Task
Check each line of the records for "xlabel"; collect those that have it.

━━━ Source data

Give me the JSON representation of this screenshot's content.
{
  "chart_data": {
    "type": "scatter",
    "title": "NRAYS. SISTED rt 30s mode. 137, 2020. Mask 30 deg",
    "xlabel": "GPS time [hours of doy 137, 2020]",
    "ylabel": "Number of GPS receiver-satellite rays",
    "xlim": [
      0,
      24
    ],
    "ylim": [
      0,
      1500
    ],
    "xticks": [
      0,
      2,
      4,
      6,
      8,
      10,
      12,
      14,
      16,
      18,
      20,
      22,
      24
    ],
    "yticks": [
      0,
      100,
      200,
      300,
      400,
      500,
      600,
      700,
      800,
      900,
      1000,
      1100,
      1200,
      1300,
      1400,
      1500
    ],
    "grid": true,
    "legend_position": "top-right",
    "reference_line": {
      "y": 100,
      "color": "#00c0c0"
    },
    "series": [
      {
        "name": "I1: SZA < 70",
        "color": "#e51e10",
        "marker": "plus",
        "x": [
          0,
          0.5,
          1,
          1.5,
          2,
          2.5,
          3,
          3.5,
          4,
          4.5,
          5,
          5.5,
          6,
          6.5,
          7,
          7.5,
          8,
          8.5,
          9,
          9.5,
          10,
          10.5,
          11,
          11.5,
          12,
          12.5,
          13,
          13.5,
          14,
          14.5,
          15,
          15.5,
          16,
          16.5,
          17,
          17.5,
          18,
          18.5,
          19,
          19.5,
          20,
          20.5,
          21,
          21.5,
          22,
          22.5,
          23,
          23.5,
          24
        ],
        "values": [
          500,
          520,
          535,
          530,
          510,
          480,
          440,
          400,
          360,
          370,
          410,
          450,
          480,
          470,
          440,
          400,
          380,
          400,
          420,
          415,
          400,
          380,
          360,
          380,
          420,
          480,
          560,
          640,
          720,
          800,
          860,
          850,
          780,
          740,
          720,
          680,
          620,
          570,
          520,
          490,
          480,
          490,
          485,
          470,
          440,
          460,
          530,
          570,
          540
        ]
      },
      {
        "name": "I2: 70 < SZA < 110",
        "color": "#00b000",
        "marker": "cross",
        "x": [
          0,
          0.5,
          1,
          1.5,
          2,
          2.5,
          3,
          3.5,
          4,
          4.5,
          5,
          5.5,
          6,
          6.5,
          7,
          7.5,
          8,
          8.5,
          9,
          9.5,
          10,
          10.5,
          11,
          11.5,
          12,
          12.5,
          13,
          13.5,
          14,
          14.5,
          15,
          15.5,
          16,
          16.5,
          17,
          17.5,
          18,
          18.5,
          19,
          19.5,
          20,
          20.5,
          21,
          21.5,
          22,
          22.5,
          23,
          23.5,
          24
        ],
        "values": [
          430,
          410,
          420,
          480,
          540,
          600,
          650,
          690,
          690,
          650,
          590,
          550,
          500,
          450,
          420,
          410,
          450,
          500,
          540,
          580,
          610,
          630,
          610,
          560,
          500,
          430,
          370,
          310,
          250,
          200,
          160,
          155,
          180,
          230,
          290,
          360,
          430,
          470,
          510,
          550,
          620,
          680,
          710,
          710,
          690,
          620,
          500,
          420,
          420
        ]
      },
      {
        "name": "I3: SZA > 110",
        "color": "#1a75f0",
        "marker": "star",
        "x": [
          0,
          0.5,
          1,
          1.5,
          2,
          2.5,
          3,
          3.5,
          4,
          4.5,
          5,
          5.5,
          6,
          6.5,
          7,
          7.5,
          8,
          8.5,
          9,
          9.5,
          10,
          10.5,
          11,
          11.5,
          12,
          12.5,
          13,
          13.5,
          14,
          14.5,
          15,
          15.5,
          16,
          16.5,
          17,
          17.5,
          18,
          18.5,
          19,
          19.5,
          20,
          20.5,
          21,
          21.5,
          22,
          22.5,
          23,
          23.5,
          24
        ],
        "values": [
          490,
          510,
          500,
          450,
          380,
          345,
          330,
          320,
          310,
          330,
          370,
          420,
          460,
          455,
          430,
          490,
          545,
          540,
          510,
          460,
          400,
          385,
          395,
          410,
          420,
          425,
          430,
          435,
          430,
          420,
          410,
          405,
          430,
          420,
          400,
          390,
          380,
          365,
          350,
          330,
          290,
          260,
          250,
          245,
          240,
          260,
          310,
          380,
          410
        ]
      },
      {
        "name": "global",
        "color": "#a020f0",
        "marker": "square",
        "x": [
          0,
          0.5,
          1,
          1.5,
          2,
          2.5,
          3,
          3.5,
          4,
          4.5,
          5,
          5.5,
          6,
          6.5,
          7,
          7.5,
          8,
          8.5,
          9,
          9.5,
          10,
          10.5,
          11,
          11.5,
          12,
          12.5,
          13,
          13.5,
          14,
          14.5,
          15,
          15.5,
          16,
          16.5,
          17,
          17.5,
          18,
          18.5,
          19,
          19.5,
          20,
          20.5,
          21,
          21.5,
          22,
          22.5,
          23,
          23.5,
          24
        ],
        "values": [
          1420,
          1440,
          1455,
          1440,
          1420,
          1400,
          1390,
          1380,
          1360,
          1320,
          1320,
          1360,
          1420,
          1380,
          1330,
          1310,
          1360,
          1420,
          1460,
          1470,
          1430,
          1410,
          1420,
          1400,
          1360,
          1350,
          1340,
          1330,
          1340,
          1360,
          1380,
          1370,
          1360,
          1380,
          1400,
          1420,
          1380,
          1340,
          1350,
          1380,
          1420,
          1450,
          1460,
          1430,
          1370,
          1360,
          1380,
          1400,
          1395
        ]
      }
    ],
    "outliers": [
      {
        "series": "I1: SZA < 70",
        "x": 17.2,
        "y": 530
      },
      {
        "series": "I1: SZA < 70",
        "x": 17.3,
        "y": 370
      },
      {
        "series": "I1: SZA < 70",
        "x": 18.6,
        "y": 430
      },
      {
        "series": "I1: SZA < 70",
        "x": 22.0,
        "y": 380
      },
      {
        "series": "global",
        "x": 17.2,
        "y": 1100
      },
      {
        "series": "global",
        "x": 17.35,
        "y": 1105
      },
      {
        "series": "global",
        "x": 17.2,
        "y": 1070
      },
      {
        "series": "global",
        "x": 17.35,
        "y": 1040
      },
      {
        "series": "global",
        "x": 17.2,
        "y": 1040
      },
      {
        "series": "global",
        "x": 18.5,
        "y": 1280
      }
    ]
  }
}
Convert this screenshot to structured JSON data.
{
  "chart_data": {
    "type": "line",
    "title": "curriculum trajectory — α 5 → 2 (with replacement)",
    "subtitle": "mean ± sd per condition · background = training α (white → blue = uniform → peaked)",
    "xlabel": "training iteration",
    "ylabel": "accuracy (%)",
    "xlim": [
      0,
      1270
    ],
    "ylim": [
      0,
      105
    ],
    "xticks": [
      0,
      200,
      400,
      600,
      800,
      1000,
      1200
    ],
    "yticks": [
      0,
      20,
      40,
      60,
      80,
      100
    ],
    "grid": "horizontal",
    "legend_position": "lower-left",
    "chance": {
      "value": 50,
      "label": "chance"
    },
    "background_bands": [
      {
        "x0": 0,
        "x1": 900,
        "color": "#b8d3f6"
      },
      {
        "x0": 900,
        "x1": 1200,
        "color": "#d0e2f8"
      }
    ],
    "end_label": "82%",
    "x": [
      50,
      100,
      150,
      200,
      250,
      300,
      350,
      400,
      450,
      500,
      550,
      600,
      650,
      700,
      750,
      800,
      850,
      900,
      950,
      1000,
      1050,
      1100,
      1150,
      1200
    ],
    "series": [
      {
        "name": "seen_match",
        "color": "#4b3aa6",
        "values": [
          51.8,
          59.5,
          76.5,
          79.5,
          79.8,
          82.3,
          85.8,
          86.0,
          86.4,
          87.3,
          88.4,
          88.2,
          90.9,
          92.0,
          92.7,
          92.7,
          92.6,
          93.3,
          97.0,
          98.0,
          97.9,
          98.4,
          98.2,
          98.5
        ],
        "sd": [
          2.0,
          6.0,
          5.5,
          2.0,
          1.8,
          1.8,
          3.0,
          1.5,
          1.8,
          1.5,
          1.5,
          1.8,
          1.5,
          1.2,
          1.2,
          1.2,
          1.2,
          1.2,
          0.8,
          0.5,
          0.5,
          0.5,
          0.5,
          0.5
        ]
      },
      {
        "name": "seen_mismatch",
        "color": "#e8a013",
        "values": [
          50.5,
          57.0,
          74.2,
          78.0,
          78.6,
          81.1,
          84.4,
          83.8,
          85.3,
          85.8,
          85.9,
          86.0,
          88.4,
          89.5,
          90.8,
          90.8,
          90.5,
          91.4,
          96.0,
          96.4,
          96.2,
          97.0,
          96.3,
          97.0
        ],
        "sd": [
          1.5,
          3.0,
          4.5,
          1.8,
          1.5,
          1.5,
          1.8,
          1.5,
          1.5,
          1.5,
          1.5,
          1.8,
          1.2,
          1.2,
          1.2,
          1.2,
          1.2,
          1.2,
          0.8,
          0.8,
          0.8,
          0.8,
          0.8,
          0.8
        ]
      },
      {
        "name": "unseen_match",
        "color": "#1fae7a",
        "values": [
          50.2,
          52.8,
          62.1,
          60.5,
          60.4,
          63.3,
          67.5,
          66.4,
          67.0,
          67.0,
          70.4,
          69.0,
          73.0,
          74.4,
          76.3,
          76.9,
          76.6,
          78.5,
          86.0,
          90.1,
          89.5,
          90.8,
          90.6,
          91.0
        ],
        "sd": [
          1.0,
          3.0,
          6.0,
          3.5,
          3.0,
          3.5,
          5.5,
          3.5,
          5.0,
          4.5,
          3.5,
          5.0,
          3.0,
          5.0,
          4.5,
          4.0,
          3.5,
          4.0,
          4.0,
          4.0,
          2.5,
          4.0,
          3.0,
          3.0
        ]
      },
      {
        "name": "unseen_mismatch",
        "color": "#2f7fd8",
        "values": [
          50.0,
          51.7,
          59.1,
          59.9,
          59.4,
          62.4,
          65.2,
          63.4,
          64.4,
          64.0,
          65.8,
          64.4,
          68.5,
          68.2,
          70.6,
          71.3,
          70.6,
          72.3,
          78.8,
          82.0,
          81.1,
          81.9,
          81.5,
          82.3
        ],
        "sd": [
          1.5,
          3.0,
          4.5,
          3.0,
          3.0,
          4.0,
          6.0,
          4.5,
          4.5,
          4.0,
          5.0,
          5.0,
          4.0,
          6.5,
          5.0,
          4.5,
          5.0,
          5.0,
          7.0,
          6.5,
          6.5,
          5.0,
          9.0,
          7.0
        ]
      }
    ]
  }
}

━━━━━━

Answer below
    "xlabel": "GPS time [hours of doy 137, 2020]",
    "xlabel": "training iteration",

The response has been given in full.